+++ Recorded data +++

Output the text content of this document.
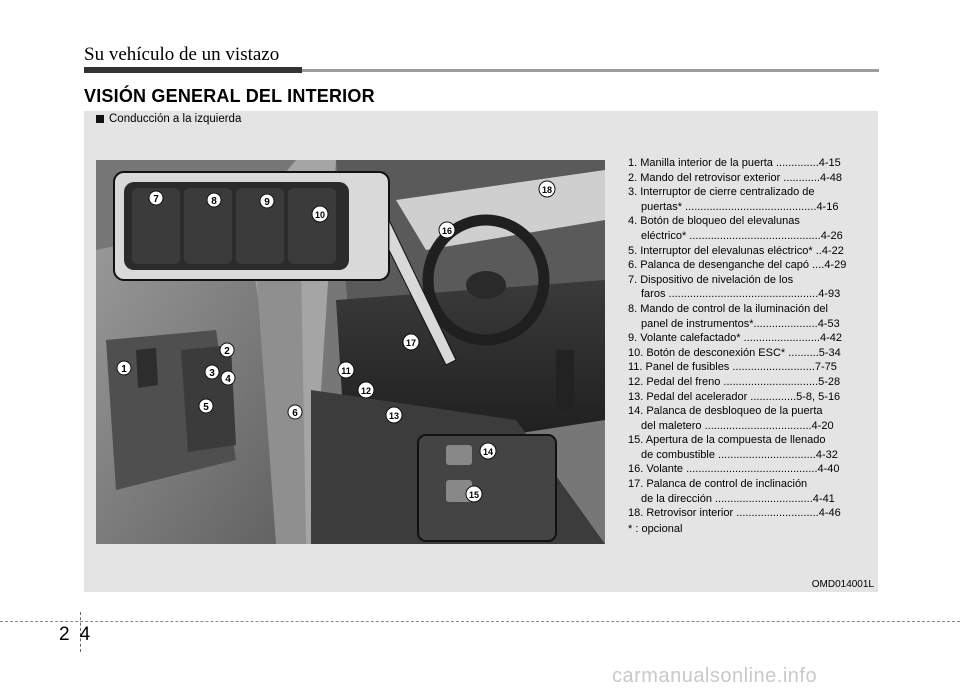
Su vehículo de un vistazo
VISIÓN GENERAL DEL INTERIOR
Conducción a la izquierda
1
2
3
4
5
6
7	8	9
10
11
12
13
14
15
16
17
18
1. Manilla interior de la puerta ..............4-15
2. Mando del retrovisor exterior ............4-48
3. Interruptor de cierre centralizado de
puertas* ...........................................4-16
4. Botón de bloqueo del elevalunas
eléctrico* ...........................................4-26
5. Interruptor del elevalunas eléctrico* ..4-22
6. Palanca de desenganche del capó ....4-29
7. Dispositivo de nivelación de los
faros .................................................4-93
8. Mando de control de la iluminación del
panel de instrumentos*.....................4-53
9. Volante calefactado* .........................4-42
10. Botón de desconexión ESC* ..........5-34
11. Panel de fusibles ...........................7-75
12. Pedal del freno ...............................5-28
13. Pedal del acelerador ...............5-8, 5-16
14. Palanca de desbloqueo de la puerta
del maletero ...................................4-20
15. Apertura de la compuesta de llenado
de combustible ................................4-32
16. Volante ...........................................4-40
17. Palanca de control de inclinación
de la dirección ................................4-41
18. Retrovisor interior ...........................4-46
* : opcional
OMD014001L
24
carmanualsonline.info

+++

Exercise instructions.
Write out the full listing verbatim, excluding its pictures.

Written reply.
Output the text content of this document.
Su vehículo de un vistazo
VISIÓN GENERAL DEL INTERIOR
Conducción a la izquierda
1
2
3
4
5
6
7	8	9
10
11
12
13
14
15
16
17
18
1. Manilla interior de la puerta ..............4-15
2. Mando del retrovisor exterior ............4-48
3. Interruptor de cierre centralizado de
puertas* ...........................................4-16
4. Botón de bloqueo del elevalunas
eléctrico* ...........................................4-26
5. Interruptor del elevalunas eléctrico* ..4-22
6. Palanca de desenganche del capó ....4-29
7. Dispositivo de nivelación de los
faros .................................................4-93
8. Mando de control de la iluminación del
panel de instrumentos*.....................4-53
9. Volante calefactado* .........................4-42
10. Botón de desconexión ESC* ..........5-34
11. Panel de fusibles ...........................7-75
12. Pedal del freno ...............................5-28
13. Pedal del acelerador ...............5-8, 5-16
14. Palanca de desbloqueo de la puerta
del maletero ...................................4-20
15. Apertura de la compuesta de llenado
de combustible ................................4-32
16. Volante ...........................................4-40
17. Palanca de control de inclinación
de la dirección ................................4-41
18. Retrovisor interior ...........................4-46
* : opcional
OMD014001L
24
carmanualsonline.info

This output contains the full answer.